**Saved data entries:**
§

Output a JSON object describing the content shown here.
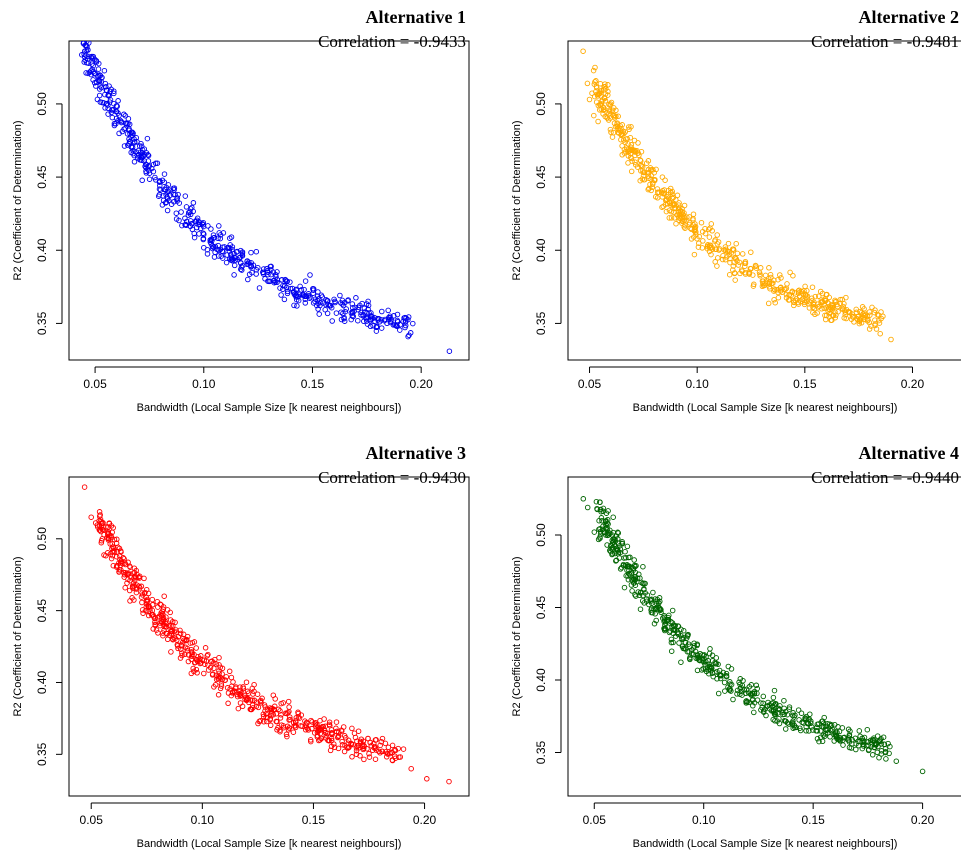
{
  "chart_data": [
    {
      "type": "scatter",
      "title": "Alternative 1",
      "subtitle": "Correlation = -0.9433",
      "xlabel": "Bandwidth (Local Sample Size [k nearest neighbours])",
      "ylabel": "R2 (Coefficient of Determination)",
      "xticks": [
        "0.05",
        "0.10",
        "0.15",
        "0.20"
      ],
      "yticks": [
        "0.35",
        "0.40",
        "0.45",
        "0.50"
      ],
      "xlim": [
        0.038,
        0.222
      ],
      "ylim": [
        0.325,
        0.543
      ],
      "color": "#0000ee",
      "trend": {
        "a": 0.0925,
        "b": 0.48,
        "c": 0.2275,
        "d": 0.52,
        "e": 0.012,
        "x_from": 0.045,
        "x_to": 0.195,
        "n": 600
      },
      "points": [
        [
          0.045,
          0.534
        ],
        [
          0.056,
          0.497
        ],
        [
          0.058,
          0.496
        ],
        [
          0.061,
          0.492
        ],
        [
          0.062,
          0.488
        ],
        [
          0.213,
          0.331
        ],
        [
          0.194,
          0.341
        ]
      ]
    },
    {
      "type": "scatter",
      "title": "Alternative 2",
      "subtitle": "Correlation = -0.9481",
      "xlabel": "Bandwidth (Local Sample Size [k nearest neighbours])",
      "ylabel": "R2 (Coefficient of Determination)",
      "xticks": [
        "0.05",
        "0.10",
        "0.15",
        "0.20"
      ],
      "yticks": [
        "0.35",
        "0.40",
        "0.45",
        "0.50"
      ],
      "xlim": [
        0.04,
        0.223
      ],
      "ylim": [
        0.325,
        0.543
      ],
      "color": "#ffaa00",
      "trend": {
        "a": 0.0925,
        "b": 0.4,
        "c": 0.2275,
        "d": 0.8,
        "e": 0.012,
        "x_from": 0.053,
        "x_to": 0.185,
        "n": 600
      },
      "points": [
        [
          0.047,
          0.536
        ],
        [
          0.049,
          0.514
        ],
        [
          0.05,
          0.503
        ],
        [
          0.052,
          0.492
        ],
        [
          0.054,
          0.488
        ],
        [
          0.19,
          0.339
        ],
        [
          0.185,
          0.343
        ]
      ]
    },
    {
      "type": "scatter",
      "title": "Alternative 3",
      "subtitle": "Correlation = -0.9430",
      "xlabel": "Bandwidth (Local Sample Size [k nearest neighbours])",
      "ylabel": "R2 (Coefficient of Determination)",
      "xticks": [
        "0.05",
        "0.10",
        "0.15",
        "0.20"
      ],
      "yticks": [
        "0.35",
        "0.40",
        "0.45",
        "0.50"
      ],
      "xlim": [
        0.04,
        0.22
      ],
      "ylim": [
        0.321,
        0.543
      ],
      "color": "#ff0000",
      "trend": {
        "a": 0.0925,
        "b": 0.4,
        "c": 0.2275,
        "d": 0.8,
        "e": 0.012,
        "x_from": 0.053,
        "x_to": 0.188,
        "n": 620
      },
      "points": [
        [
          0.047,
          0.536
        ],
        [
          0.05,
          0.515
        ],
        [
          0.052,
          0.511
        ],
        [
          0.055,
          0.5
        ],
        [
          0.211,
          0.331
        ],
        [
          0.201,
          0.333
        ],
        [
          0.194,
          0.34
        ]
      ]
    },
    {
      "type": "scatter",
      "title": "Alternative 4",
      "subtitle": "Correlation = -0.9440",
      "xlabel": "Bandwidth (Local Sample Size [k nearest neighbours])",
      "ylabel": "R2 (Coefficient of Determination)",
      "xticks": [
        "0.05",
        "0.10",
        "0.15",
        "0.20"
      ],
      "yticks": [
        "0.35",
        "0.40",
        "0.45",
        "0.50"
      ],
      "xlim": [
        0.038,
        0.218
      ],
      "ylim": [
        0.32,
        0.54
      ],
      "color": "#006400",
      "trend": {
        "a": 0.0925,
        "b": 0.28,
        "c": 0.2275,
        "d": 1.0,
        "e": 0.011,
        "x_from": 0.052,
        "x_to": 0.185,
        "n": 600
      },
      "points": [
        [
          0.045,
          0.525
        ],
        [
          0.047,
          0.519
        ],
        [
          0.05,
          0.502
        ],
        [
          0.052,
          0.497
        ],
        [
          0.2,
          0.337
        ],
        [
          0.188,
          0.344
        ]
      ]
    }
  ]
}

§

**PROBLEM REQUIREMENTS:** Write out the entries above verbatim; the pictures do not belong in your copy.

**TASK ANSWER:**
Output a JSON object describing the content shown here.
{
  "chart_data": [
    {
      "type": "scatter",
      "title": "Alternative 1",
      "subtitle": "Correlation = -0.9433",
      "xlabel": "Bandwidth (Local Sample Size [k nearest neighbours])",
      "ylabel": "R2 (Coefficient of Determination)",
      "xticks": [
        "0.05",
        "0.10",
        "0.15",
        "0.20"
      ],
      "yticks": [
        "0.35",
        "0.40",
        "0.45",
        "0.50"
      ],
      "xlim": [
        0.038,
        0.222
      ],
      "ylim": [
        0.325,
        0.543
      ],
      "color": "#0000ee",
      "trend": {
        "a": 0.0925,
        "b": 0.48,
        "c": 0.2275,
        "d": 0.52,
        "e": 0.012,
        "x_from": 0.045,
        "x_to": 0.195,
        "n": 600
      },
      "points": [
        [
          0.045,
          0.534
        ],
        [
          0.056,
          0.497
        ],
        [
          0.058,
          0.496
        ],
        [
          0.061,
          0.492
        ],
        [
          0.062,
          0.488
        ],
        [
          0.213,
          0.331
        ],
        [
          0.194,
          0.341
        ]
      ]
    },
    {
      "type": "scatter",
      "title": "Alternative 2",
      "subtitle": "Correlation = -0.9481",
      "xlabel": "Bandwidth (Local Sample Size [k nearest neighbours])",
      "ylabel": "R2 (Coefficient of Determination)",
      "xticks": [
        "0.05",
        "0.10",
        "0.15",
        "0.20"
      ],
      "yticks": [
        "0.35",
        "0.40",
        "0.45",
        "0.50"
      ],
      "xlim": [
        0.04,
        0.223
      ],
      "ylim": [
        0.325,
        0.543
      ],
      "color": "#ffaa00",
      "trend": {
        "a": 0.0925,
        "b": 0.4,
        "c": 0.2275,
        "d": 0.8,
        "e": 0.012,
        "x_from": 0.053,
        "x_to": 0.185,
        "n": 600
      },
      "points": [
        [
          0.047,
          0.536
        ],
        [
          0.049,
          0.514
        ],
        [
          0.05,
          0.503
        ],
        [
          0.052,
          0.492
        ],
        [
          0.054,
          0.488
        ],
        [
          0.19,
          0.339
        ],
        [
          0.185,
          0.343
        ]
      ]
    },
    {
      "type": "scatter",
      "title": "Alternative 3",
      "subtitle": "Correlation = -0.9430",
      "xlabel": "Bandwidth (Local Sample Size [k nearest neighbours])",
      "ylabel": "R2 (Coefficient of Determination)",
      "xticks": [
        "0.05",
        "0.10",
        "0.15",
        "0.20"
      ],
      "yticks": [
        "0.35",
        "0.40",
        "0.45",
        "0.50"
      ],
      "xlim": [
        0.04,
        0.22
      ],
      "ylim": [
        0.321,
        0.543
      ],
      "color": "#ff0000",
      "trend": {
        "a": 0.0925,
        "b": 0.4,
        "c": 0.2275,
        "d": 0.8,
        "e": 0.012,
        "x_from": 0.053,
        "x_to": 0.188,
        "n": 620
      },
      "points": [
        [
          0.047,
          0.536
        ],
        [
          0.05,
          0.515
        ],
        [
          0.052,
          0.511
        ],
        [
          0.055,
          0.5
        ],
        [
          0.211,
          0.331
        ],
        [
          0.201,
          0.333
        ],
        [
          0.194,
          0.34
        ]
      ]
    },
    {
      "type": "scatter",
      "title": "Alternative 4",
      "subtitle": "Correlation = -0.9440",
      "xlabel": "Bandwidth (Local Sample Size [k nearest neighbours])",
      "ylabel": "R2 (Coefficient of Determination)",
      "xticks": [
        "0.05",
        "0.10",
        "0.15",
        "0.20"
      ],
      "yticks": [
        "0.35",
        "0.40",
        "0.45",
        "0.50"
      ],
      "xlim": [
        0.038,
        0.218
      ],
      "ylim": [
        0.32,
        0.54
      ],
      "color": "#006400",
      "trend": {
        "a": 0.0925,
        "b": 0.28,
        "c": 0.2275,
        "d": 1.0,
        "e": 0.011,
        "x_from": 0.052,
        "x_to": 0.185,
        "n": 600
      },
      "points": [
        [
          0.045,
          0.525
        ],
        [
          0.047,
          0.519
        ],
        [
          0.05,
          0.502
        ],
        [
          0.052,
          0.497
        ],
        [
          0.2,
          0.337
        ],
        [
          0.188,
          0.344
        ]
      ]
    }
  ]
}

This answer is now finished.